Extracted material
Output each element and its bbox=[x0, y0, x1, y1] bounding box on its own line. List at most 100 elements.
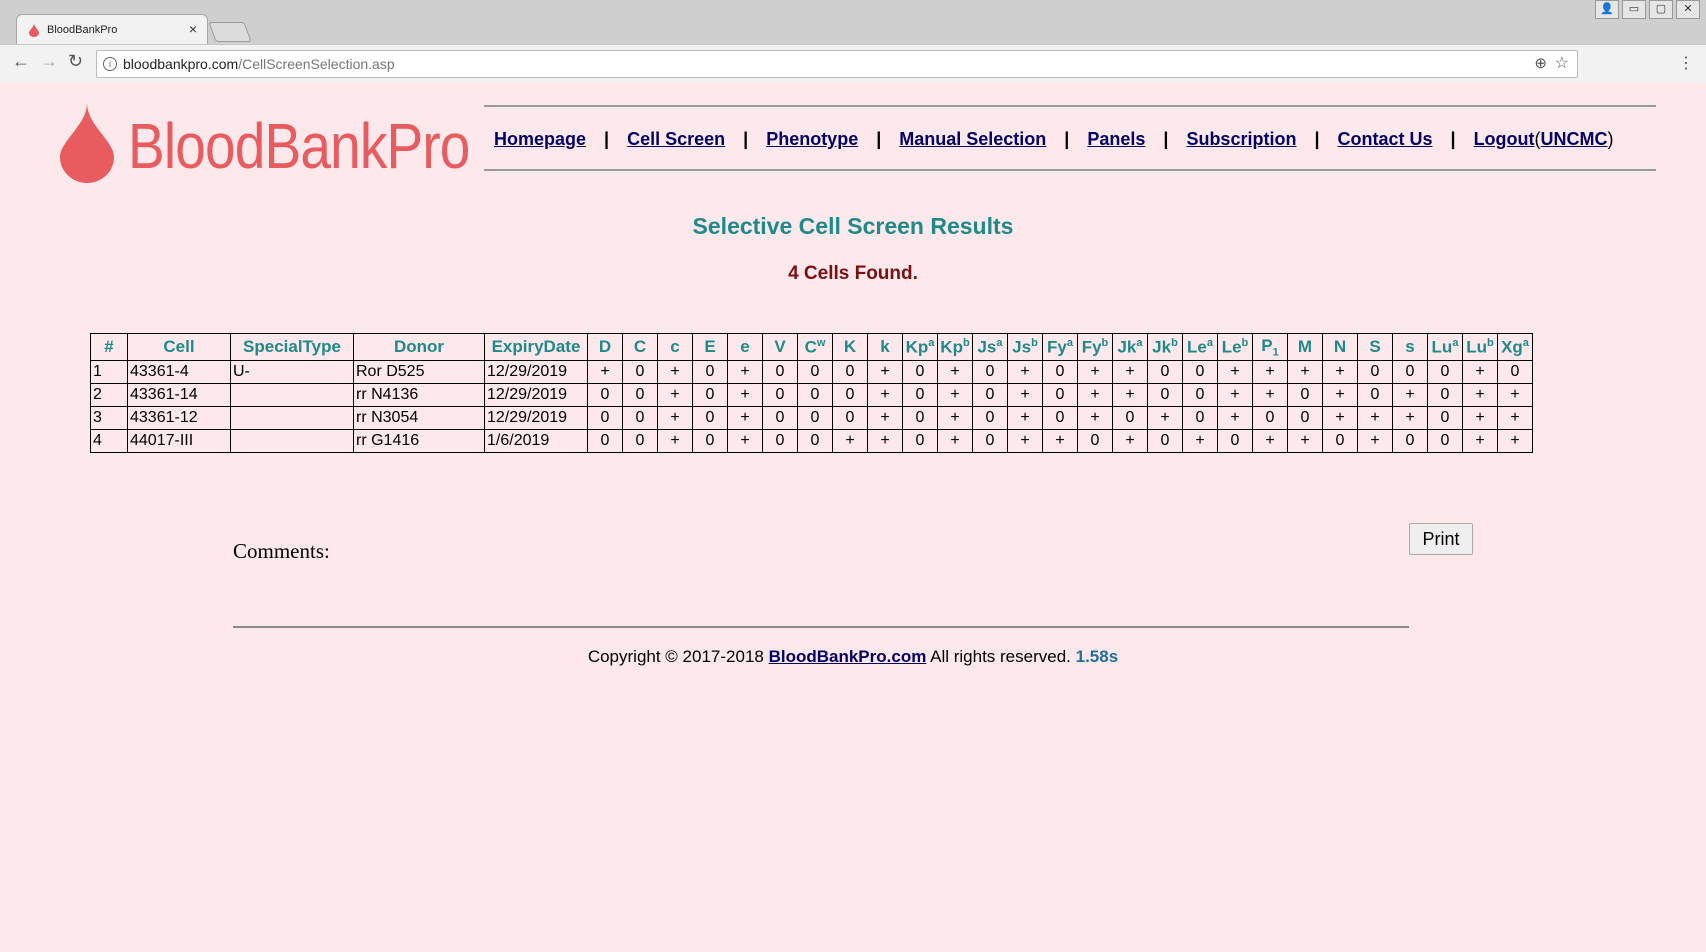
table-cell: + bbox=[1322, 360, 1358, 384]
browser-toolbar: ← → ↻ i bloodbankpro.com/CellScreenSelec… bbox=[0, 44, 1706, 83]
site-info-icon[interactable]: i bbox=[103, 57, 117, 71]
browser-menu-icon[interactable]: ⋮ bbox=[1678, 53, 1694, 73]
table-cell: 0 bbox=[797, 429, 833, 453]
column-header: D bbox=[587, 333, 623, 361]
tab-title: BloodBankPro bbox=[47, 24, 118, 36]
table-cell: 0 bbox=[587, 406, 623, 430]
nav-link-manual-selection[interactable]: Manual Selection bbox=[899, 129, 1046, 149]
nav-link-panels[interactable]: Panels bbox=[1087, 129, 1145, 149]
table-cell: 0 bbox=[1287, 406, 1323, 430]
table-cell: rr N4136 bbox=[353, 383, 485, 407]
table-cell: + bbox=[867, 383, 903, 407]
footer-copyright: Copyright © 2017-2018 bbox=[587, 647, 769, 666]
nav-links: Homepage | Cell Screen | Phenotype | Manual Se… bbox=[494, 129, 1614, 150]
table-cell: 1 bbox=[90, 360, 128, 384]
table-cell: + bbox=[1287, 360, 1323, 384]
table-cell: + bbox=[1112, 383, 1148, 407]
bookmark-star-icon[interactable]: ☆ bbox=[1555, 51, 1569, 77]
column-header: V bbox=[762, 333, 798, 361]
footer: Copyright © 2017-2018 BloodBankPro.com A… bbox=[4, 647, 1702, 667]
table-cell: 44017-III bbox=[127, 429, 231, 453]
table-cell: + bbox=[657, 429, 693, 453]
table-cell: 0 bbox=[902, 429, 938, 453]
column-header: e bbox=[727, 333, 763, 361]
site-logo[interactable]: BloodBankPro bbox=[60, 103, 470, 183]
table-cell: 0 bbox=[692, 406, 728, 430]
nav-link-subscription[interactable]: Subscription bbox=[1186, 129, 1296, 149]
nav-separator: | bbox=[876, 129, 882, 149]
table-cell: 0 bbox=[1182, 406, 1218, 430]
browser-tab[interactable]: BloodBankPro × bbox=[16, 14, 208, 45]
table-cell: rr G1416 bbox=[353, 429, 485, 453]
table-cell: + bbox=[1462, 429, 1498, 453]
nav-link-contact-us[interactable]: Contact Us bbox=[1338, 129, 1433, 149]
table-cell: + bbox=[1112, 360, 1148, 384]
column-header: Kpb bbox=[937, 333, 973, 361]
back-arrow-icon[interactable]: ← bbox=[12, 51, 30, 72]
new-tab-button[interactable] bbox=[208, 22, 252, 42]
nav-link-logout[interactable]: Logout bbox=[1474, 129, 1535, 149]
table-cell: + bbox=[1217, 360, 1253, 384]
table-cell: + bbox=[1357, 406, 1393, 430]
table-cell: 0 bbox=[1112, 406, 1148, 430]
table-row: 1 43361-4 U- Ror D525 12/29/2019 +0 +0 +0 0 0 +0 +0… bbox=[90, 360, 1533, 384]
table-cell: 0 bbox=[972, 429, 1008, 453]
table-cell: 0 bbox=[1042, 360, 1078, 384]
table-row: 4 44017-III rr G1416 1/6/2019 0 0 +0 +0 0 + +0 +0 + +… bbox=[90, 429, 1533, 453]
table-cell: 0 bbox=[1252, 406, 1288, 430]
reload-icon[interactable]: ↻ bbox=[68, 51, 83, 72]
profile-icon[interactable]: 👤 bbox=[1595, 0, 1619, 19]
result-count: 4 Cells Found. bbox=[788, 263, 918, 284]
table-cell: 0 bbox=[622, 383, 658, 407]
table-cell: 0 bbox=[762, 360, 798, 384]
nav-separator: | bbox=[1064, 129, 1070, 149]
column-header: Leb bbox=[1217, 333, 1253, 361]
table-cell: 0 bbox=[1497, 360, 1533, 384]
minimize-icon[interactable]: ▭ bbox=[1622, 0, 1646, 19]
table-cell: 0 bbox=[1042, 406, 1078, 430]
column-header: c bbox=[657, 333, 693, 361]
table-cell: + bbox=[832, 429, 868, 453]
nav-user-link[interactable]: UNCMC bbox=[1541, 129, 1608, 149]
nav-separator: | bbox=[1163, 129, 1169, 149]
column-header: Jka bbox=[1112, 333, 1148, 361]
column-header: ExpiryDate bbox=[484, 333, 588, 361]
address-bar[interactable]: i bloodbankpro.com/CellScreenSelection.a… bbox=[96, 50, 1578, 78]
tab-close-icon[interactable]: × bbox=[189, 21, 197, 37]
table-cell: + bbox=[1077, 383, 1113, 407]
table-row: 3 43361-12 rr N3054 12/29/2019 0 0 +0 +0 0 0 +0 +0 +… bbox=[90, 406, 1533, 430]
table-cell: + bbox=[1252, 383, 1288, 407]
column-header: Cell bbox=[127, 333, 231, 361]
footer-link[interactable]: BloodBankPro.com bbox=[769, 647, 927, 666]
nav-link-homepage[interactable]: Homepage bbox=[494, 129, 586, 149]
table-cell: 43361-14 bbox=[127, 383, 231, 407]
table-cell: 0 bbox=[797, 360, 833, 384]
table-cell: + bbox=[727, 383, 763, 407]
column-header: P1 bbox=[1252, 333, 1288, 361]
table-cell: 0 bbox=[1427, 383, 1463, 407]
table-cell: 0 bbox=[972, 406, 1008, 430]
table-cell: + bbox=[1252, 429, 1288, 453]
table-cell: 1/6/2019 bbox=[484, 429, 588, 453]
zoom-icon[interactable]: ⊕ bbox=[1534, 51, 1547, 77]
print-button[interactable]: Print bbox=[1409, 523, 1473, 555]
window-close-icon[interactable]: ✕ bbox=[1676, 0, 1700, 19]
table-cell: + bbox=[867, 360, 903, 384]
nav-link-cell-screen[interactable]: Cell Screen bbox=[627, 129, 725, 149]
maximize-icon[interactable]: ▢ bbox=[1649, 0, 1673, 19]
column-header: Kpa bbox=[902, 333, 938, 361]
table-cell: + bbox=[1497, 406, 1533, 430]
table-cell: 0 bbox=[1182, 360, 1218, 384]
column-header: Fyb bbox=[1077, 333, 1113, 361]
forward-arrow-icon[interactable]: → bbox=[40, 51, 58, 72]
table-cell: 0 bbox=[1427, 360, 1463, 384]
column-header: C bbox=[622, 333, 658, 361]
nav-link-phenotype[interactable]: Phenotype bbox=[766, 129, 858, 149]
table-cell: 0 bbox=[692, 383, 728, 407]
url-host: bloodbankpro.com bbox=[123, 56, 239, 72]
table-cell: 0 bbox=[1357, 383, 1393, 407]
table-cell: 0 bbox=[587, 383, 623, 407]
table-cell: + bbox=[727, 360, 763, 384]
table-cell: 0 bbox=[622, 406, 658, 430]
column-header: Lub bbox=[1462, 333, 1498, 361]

==

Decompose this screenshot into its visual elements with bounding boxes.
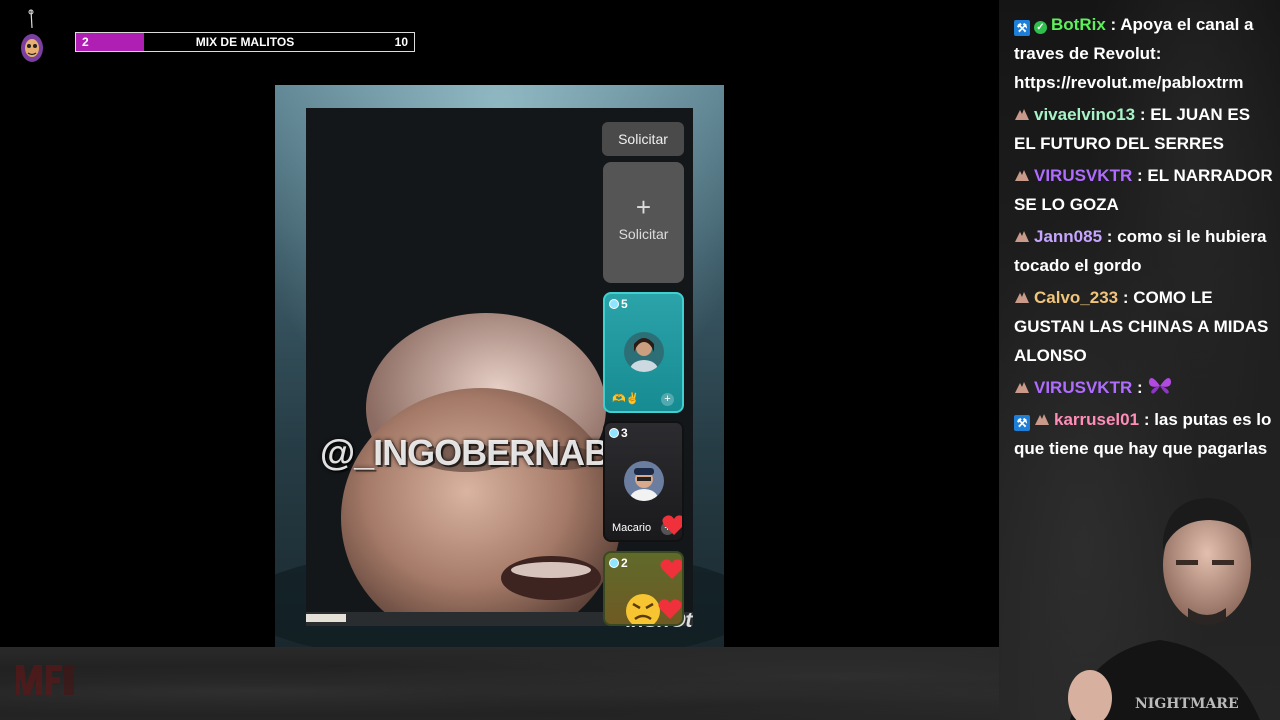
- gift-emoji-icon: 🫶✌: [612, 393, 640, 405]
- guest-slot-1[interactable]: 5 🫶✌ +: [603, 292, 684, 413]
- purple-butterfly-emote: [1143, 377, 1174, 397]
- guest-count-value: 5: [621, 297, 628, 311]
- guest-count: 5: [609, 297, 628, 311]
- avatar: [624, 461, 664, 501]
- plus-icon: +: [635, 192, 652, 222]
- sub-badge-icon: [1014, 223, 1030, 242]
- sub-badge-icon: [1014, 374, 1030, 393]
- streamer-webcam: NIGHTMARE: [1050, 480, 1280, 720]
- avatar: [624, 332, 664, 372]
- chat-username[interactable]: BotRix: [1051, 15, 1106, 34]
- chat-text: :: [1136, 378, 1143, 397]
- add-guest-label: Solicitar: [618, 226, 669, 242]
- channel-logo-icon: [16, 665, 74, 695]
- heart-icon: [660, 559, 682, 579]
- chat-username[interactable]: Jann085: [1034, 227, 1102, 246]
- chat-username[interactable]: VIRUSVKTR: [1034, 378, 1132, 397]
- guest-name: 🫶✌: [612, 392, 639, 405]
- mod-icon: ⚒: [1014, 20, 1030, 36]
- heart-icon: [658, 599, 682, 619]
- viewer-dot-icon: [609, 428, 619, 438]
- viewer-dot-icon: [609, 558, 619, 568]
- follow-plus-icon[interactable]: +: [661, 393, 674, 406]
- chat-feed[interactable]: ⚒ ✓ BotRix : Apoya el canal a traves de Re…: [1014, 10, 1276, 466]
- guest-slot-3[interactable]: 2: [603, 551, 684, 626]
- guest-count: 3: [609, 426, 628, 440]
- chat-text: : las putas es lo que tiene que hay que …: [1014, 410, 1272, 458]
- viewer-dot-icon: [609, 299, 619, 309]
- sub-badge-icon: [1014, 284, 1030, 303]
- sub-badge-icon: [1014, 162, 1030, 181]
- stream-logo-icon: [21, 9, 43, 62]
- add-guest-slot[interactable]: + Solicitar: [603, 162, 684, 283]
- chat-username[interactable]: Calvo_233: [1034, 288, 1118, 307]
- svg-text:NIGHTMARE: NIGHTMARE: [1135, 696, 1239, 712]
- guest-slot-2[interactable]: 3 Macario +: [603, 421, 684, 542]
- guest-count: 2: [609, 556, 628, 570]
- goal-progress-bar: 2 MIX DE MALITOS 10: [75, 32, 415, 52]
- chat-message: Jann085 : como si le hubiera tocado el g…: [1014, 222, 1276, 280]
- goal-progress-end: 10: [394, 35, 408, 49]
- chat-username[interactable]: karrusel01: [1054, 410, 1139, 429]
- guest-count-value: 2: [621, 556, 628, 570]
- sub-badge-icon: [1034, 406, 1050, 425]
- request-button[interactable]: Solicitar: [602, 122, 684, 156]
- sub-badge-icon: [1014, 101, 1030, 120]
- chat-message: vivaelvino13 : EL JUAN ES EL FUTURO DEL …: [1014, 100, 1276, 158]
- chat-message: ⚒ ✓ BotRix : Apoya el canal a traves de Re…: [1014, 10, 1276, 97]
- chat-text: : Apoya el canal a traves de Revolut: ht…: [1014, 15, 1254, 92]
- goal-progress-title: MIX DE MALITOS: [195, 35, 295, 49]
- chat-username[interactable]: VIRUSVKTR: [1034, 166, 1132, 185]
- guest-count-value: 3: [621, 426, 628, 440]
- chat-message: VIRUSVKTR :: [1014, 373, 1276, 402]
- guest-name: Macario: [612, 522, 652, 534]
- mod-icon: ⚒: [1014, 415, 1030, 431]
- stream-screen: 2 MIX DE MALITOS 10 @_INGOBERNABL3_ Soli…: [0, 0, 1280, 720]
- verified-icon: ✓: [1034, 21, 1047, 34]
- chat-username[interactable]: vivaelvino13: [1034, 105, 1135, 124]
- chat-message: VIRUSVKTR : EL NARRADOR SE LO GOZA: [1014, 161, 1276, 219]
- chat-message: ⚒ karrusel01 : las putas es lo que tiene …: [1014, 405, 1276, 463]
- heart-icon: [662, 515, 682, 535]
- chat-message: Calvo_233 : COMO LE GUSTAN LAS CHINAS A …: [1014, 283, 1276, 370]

Try it
Go through the material above, and wherever a line contains the string "progress", return it.

Your response
- goal-progress-bar: 2 MIX DE MALITOS 10: [75, 32, 415, 52]
- goal-progress-end: 10: [394, 35, 408, 49]
- goal-progress-title: MIX DE MALITOS: [195, 35, 295, 49]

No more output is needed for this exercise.